▸ The task
Look through the records below, and copy out every line that holds the string "Tipo".

▸ Dataset rows
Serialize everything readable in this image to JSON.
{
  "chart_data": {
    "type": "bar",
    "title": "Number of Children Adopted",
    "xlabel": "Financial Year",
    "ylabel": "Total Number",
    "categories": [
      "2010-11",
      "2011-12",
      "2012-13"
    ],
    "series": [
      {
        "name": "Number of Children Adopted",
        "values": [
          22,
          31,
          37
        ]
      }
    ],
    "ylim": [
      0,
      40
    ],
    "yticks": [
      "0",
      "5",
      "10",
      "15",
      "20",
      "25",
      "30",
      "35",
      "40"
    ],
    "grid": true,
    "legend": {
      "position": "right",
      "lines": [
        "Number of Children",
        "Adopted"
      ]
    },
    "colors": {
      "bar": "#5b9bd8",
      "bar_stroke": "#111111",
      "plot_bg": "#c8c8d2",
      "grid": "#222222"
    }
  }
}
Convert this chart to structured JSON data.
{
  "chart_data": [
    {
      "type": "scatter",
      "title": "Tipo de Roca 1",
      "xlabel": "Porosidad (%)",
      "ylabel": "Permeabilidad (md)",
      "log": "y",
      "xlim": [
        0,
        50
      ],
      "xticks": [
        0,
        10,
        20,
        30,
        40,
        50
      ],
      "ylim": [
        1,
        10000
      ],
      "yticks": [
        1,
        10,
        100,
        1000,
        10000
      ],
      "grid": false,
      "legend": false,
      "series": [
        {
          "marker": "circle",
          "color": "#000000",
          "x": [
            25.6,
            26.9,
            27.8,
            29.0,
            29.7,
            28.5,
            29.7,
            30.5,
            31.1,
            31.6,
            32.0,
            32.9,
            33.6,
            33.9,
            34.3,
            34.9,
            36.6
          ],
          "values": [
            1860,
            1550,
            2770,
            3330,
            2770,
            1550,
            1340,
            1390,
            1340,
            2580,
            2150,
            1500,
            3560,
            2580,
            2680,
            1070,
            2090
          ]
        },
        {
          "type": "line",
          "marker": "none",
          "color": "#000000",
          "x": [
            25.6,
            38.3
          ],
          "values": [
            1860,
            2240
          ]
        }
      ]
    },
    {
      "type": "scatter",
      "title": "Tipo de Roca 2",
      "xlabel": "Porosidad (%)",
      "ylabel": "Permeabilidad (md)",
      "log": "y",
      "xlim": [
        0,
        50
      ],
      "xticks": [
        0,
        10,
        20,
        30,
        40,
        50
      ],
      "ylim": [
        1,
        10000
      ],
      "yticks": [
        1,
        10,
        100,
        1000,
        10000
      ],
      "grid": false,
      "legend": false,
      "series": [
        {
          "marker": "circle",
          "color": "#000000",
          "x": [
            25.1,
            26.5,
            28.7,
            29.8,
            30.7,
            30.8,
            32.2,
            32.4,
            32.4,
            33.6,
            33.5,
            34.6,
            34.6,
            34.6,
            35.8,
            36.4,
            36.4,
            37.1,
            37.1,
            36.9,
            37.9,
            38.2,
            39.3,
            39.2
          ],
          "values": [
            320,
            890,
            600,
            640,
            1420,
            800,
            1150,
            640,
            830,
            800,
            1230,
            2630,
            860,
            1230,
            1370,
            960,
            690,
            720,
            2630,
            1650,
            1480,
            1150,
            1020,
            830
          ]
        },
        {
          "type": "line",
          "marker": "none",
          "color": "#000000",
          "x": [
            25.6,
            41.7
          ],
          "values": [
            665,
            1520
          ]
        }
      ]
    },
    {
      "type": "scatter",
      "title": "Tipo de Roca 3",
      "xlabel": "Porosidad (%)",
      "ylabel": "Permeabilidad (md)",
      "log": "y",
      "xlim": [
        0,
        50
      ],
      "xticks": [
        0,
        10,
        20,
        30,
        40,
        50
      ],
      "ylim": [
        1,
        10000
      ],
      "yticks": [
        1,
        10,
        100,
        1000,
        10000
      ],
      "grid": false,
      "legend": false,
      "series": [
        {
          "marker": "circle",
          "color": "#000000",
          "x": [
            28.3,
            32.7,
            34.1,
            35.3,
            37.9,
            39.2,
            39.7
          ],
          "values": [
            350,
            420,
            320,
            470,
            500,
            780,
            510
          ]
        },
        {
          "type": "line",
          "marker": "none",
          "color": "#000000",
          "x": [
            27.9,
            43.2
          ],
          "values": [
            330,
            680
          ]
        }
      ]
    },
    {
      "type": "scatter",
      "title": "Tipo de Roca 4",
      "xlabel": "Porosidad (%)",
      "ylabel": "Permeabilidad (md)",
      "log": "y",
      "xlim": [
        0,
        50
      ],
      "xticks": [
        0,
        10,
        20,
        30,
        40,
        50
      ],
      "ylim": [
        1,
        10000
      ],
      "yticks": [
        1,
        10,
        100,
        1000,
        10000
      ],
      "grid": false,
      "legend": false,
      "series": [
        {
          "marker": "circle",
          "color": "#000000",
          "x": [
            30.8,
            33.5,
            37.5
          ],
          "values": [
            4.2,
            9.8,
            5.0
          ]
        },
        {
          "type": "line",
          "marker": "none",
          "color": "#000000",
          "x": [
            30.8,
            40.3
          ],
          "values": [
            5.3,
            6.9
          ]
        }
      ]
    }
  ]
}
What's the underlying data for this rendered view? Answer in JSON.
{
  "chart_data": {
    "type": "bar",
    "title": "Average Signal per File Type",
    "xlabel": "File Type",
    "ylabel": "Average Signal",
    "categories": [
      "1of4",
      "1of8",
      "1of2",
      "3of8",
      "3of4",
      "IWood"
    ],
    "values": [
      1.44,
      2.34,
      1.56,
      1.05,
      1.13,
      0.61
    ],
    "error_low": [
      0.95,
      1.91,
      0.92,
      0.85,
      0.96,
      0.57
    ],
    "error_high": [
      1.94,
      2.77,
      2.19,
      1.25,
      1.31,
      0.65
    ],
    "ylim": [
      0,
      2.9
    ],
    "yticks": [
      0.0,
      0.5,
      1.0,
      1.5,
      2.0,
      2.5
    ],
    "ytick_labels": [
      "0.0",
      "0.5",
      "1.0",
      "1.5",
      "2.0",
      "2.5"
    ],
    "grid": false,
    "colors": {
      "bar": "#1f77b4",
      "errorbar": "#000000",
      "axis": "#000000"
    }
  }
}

▸ Finished task
      "title": "Tipo de Roca 1",
      "title": "Tipo de Roca 2",
      "title": "Tipo de Roca 3",
      "title": "Tipo de Roca 4",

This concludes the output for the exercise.